PROBLEM REQUIREMENTS ▸ Every line with the string "time" should be gathered.

-- begin RECORD SET --

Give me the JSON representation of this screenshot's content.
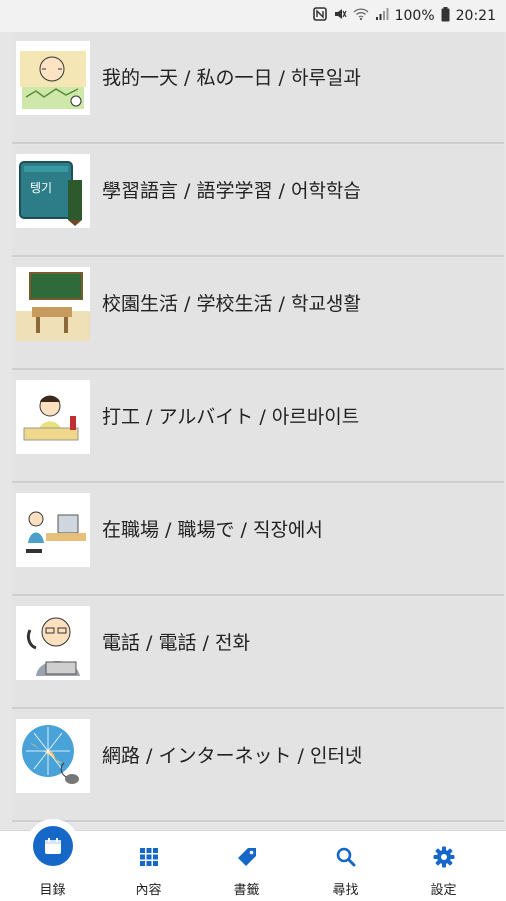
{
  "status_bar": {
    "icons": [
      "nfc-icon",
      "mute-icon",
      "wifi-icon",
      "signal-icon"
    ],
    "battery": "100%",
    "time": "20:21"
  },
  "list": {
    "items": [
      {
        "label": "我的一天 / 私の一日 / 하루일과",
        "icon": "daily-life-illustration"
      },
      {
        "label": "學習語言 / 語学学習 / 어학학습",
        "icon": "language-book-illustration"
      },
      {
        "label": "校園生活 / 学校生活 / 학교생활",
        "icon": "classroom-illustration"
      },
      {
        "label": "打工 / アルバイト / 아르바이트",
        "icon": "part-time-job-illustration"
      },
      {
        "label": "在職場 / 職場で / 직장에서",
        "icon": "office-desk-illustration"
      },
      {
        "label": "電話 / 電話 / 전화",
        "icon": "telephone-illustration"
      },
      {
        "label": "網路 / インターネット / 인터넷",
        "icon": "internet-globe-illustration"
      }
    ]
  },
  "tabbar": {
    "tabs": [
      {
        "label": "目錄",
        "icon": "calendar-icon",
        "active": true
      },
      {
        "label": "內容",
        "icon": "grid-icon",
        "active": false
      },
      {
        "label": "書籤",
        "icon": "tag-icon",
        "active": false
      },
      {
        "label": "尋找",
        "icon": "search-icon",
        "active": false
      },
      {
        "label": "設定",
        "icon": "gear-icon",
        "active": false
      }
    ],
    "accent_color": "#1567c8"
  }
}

-- end RECORD SET --

THE OUTPUT ▸
    "time": "20:21"
        "icon": "part-time-job-illustration"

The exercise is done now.